Copy every record below, exactly as written.

* Records to use:
◆ ◆ ◆ ◆ ◆

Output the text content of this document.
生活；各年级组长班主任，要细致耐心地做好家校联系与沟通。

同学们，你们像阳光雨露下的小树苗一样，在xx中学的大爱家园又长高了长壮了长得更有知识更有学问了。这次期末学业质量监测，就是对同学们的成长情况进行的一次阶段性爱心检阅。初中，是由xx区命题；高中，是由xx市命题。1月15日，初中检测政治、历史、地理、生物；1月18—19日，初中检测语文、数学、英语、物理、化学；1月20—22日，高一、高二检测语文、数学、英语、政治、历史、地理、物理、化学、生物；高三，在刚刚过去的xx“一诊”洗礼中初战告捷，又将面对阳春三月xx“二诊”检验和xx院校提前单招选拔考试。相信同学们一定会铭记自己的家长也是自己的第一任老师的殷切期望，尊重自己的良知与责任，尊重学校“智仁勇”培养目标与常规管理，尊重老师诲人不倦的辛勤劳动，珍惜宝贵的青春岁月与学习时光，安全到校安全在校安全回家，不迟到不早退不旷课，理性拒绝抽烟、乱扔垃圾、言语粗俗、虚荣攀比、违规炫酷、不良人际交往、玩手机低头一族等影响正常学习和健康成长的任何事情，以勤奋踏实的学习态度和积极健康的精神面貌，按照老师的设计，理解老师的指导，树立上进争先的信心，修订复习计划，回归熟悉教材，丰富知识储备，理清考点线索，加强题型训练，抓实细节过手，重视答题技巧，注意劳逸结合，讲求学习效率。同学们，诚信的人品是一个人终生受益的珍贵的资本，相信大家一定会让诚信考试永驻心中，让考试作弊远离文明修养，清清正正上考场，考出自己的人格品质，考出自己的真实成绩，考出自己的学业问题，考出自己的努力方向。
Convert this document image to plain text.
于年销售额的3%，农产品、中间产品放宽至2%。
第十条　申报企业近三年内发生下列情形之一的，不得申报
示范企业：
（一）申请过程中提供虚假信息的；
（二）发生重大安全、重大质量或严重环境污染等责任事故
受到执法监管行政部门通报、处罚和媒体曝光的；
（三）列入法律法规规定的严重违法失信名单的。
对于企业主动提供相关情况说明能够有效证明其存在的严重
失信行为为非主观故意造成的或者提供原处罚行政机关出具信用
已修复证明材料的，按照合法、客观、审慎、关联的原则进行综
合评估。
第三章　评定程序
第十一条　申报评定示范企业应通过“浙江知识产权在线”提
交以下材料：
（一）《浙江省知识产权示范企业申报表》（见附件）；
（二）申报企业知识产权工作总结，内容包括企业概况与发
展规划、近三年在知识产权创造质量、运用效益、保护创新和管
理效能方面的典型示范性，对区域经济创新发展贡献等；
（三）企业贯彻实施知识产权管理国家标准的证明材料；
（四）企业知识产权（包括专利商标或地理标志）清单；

◆ ◆ ◆ ◆ ◆

* Correct output:
Output the text content of this document.
生活；各年级组长班主任，要细致耐心地做好家校联系与沟通。

同学们，你们像阳光雨露下的小树苗一样，在xx中学的大爱家园又长高了长壮了长得更有知识更有学问了。这次期末学业质量监测，就是对同学们的成长情况进行的一次阶段性爱心检阅。初中，是由xx区命题；高中，是由xx市命题。1月15日，初中检测政治、历史、地理、生物；1月18—19日，初中检测语文、数学、英语、物理、化学；1月20—22日，高一、高二检测语文、数学、英语、政治、历史、地理、物理、化学、生物；高三，在刚刚过去的xx“一诊”洗礼中初战告捷，又将面对阳春三月xx“二诊”检验和xx院校提前单招选拔考试。相信同学们一定会铭记自己的家长也是自己的第一任老师的殷切期望，尊重自己的良知与责任，尊重学校“智仁勇”培养目标与常规管理，尊重老师诲人不倦的辛勤劳动，珍惜宝贵的青春岁月与学习时光，安全到校安全在校安全回家，不迟到不早退不旷课，理性拒绝抽烟、乱扔垃圾、言语粗俗、虚荣攀比、违规炫酷、不良人际交往、玩手机低头一族等影响正常学习和健康成长的任何事情，以勤奋踏实的学习态度和积极健康的精神面貌，按照老师的设计，理解老师的指导，树立上进争先的信心，修订复习计划，回归熟悉教材，丰富知识储备，理清考点线索，加强题型训练，抓实细节过手，重视答题技巧，注意劳逸结合，讲求学习效率。同学们，诚信的人品是一个人终生受益的珍贵的资本，相信大家一定会让诚信考试永驻心中，让考试作弊远离文明修养，清清正正上考场，考出自己的人格品质，考出自己的真实成绩，考出自己的学业问题，考出自己的努力方向。
Convert this document image to plain text.
于年销售额的3%，农产品、中间产品放宽至2%。
第十条　申报企业近三年内发生下列情形之一的，不得申报
示范企业：
（一）申请过程中提供虚假信息的；
（二）发生重大安全、重大质量或严重环境污染等责任事故
受到执法监管行政部门通报、处罚和媒体曝光的；
（三）列入法律法规规定的严重违法失信名单的。
对于企业主动提供相关情况说明能够有效证明其存在的严重
失信行为为非主观故意造成的或者提供原处罚行政机关出具信用
已修复证明材料的，按照合法、客观、审慎、关联的原则进行综
合评估。
第三章　评定程序
第十一条　申报评定示范企业应通过“浙江知识产权在线”提
交以下材料：
（一）《浙江省知识产权示范企业申报表》（见附件）；
（二）申报企业知识产权工作总结，内容包括企业概况与发
展规划、近三年在知识产权创造质量、运用效益、保护创新和管
理效能方面的典型示范性，对区域经济创新发展贡献等；
（三）企业贯彻实施知识产权管理国家标准的证明材料；
（四）企业知识产权（包括专利商标或地理标志）清单；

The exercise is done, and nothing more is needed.